STATED PROBLEM:
Nothing before the line containing "Give me a plain-text" belongs in the answer; quote that line and all lines after it through the end of the material, word for word.

Stored items:

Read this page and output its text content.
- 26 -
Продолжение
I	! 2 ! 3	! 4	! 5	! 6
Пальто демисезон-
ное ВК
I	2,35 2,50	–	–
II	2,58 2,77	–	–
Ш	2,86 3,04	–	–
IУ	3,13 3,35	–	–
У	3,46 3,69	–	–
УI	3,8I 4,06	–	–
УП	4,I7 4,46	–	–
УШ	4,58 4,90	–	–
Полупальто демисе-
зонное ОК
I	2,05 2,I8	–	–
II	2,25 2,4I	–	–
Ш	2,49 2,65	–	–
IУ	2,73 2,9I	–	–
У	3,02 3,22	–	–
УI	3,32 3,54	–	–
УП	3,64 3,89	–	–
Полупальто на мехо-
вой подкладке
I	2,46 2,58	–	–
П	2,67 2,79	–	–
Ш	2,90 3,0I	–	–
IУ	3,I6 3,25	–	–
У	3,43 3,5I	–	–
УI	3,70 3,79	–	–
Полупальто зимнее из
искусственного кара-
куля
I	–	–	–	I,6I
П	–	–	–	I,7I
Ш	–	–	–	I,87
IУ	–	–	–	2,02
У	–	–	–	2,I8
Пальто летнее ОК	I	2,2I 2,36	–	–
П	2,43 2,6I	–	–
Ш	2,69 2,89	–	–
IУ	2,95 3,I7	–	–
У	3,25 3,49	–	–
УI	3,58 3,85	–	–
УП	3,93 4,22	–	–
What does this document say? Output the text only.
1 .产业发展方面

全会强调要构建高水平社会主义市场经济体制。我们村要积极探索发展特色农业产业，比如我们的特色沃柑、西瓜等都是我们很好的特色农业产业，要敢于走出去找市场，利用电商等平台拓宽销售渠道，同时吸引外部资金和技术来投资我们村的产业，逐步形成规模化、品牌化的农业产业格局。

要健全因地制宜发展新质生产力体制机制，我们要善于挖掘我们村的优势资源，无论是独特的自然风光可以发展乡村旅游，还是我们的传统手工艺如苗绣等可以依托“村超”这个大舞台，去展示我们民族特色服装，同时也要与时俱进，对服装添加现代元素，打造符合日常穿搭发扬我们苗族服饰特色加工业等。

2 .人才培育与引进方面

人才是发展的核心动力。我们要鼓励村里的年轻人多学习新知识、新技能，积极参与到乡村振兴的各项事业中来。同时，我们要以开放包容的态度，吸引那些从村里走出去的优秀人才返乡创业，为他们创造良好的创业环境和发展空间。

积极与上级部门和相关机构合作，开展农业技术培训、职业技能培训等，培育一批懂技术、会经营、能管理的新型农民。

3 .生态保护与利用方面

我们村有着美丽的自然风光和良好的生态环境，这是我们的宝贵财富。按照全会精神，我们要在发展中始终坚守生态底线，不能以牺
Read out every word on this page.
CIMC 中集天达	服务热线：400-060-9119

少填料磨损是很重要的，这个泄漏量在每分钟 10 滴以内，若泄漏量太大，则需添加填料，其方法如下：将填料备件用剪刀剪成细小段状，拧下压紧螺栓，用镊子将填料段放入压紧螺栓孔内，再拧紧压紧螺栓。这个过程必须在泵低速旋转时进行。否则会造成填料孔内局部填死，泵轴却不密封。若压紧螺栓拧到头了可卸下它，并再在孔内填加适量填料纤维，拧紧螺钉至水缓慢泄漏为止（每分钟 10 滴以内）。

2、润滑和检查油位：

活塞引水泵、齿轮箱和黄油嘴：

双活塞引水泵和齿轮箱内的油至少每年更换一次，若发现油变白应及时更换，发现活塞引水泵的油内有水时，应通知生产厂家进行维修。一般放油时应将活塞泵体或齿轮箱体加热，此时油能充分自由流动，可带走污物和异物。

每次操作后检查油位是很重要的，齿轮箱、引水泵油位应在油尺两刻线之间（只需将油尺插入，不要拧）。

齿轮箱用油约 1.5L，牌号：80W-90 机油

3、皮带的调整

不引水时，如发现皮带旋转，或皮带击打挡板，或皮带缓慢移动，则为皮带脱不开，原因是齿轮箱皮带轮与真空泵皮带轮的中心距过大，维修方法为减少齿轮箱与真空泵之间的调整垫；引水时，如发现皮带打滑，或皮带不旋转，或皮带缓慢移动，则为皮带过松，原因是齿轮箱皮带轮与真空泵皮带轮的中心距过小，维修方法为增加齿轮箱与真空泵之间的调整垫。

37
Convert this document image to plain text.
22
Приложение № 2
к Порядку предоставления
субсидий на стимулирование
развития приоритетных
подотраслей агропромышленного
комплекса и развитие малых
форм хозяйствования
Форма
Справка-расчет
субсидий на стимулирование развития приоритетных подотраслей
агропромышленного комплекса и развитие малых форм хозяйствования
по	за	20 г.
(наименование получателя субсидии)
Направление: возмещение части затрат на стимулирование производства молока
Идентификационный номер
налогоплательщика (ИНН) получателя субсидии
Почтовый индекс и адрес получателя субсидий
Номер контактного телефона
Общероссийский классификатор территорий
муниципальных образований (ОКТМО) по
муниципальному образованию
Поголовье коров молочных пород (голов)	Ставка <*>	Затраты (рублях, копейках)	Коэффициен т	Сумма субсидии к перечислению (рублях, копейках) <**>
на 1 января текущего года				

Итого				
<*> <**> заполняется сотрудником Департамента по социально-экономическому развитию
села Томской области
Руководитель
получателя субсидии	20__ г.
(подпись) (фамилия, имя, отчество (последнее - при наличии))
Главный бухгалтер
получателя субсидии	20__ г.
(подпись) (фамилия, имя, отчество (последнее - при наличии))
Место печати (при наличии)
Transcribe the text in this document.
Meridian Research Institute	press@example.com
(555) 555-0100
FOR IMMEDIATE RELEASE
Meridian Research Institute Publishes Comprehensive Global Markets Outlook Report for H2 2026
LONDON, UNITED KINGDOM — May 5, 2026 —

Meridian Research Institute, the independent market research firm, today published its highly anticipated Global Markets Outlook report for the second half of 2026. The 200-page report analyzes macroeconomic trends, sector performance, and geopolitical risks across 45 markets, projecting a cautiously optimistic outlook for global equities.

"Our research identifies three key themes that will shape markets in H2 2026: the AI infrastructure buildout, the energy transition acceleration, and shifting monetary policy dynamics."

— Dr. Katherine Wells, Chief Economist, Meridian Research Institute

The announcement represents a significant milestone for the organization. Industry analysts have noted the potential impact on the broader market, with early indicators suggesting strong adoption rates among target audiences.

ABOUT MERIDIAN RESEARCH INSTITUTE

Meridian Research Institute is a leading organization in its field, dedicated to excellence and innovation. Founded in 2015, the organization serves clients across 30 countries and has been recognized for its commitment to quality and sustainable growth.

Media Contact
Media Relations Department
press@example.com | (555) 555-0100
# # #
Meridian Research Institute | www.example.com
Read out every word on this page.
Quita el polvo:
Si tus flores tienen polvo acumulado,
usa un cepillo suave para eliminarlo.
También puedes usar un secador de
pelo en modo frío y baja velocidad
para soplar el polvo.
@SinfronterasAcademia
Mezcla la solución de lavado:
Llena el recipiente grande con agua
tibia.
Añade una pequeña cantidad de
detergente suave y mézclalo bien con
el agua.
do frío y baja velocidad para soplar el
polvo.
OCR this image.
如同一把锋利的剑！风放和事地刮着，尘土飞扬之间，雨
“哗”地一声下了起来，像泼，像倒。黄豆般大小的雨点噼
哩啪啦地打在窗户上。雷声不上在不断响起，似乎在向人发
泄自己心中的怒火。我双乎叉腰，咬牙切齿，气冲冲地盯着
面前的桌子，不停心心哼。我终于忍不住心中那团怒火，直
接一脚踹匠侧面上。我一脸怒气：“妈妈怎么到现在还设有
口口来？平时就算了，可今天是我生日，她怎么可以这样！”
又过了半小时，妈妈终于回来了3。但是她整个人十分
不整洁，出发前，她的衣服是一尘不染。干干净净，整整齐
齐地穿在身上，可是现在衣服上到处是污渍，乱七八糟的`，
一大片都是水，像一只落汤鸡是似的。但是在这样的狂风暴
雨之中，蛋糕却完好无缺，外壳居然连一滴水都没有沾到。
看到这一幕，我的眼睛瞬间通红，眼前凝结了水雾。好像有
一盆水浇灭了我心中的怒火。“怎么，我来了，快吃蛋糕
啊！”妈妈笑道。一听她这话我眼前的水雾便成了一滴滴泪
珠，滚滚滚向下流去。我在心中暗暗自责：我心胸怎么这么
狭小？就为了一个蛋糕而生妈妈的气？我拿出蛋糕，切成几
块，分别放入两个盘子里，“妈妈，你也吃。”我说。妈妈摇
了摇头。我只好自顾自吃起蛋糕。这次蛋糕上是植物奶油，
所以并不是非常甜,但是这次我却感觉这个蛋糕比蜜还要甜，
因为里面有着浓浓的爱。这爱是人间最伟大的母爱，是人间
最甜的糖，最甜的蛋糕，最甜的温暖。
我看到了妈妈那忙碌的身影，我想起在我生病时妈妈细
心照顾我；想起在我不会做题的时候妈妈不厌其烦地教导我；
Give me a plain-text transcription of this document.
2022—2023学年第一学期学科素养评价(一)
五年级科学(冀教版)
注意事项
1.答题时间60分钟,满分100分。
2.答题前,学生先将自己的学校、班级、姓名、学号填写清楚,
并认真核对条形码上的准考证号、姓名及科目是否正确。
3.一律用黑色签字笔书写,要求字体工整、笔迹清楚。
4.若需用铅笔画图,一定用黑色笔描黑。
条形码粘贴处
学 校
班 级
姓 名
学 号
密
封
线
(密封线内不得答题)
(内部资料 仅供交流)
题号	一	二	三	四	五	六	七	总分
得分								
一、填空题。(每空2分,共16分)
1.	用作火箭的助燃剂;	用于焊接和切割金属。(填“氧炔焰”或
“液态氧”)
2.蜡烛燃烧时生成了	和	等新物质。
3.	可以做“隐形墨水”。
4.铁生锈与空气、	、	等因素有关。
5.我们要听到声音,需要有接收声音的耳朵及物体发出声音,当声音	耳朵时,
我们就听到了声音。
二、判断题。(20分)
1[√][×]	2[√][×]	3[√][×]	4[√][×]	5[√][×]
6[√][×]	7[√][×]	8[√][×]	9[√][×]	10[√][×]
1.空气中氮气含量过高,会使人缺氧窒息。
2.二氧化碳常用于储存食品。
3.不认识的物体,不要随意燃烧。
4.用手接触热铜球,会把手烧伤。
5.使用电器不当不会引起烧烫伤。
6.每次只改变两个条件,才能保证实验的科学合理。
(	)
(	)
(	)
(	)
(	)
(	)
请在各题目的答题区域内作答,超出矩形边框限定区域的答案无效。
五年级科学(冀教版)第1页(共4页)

FULL OUTPUT:
Give me a plain-text transcription of this document.
2022—2023学年第一学期学科素养评价(一)
五年级科学(冀教版)
注意事项
1.答题时间60分钟,满分100分。
2.答题前,学生先将自己的学校、班级、姓名、学号填写清楚,
并认真核对条形码上的准考证号、姓名及科目是否正确。
3.一律用黑色签字笔书写,要求字体工整、笔迹清楚。
4.若需用铅笔画图,一定用黑色笔描黑。
条形码粘贴处
学 校
班 级
姓 名
学 号
密
封
线
(密封线内不得答题)
(内部资料 仅供交流)
题号	一	二	三	四	五	六	七	总分
得分								
一、填空题。(每空2分,共16分)
1.	用作火箭的助燃剂;	用于焊接和切割金属。(填“氧炔焰”或
“液态氧”)
2.蜡烛燃烧时生成了	和	等新物质。
3.	可以做“隐形墨水”。
4.铁生锈与空气、	、	等因素有关。
5.我们要听到声音,需要有接收声音的耳朵及物体发出声音,当声音	耳朵时,
我们就听到了声音。
二、判断题。(20分)
1[√][×]	2[√][×]	3[√][×]	4[√][×]	5[√][×]
6[√][×]	7[√][×]	8[√][×]	9[√][×]	10[√][×]
1.空气中氮气含量过高,会使人缺氧窒息。
2.二氧化碳常用于储存食品。
3.不认识的物体,不要随意燃烧。
4.用手接触热铜球,会把手烧伤。
5.使用电器不当不会引起烧烫伤。
6.每次只改变两个条件,才能保证实验的科学合理。
(	)
(	)
(	)
(	)
(	)
(	)
请在各题目的答题区域内作答,超出矩形边框限定区域的答案无效。
五年级科学(冀教版)第1页(共4页)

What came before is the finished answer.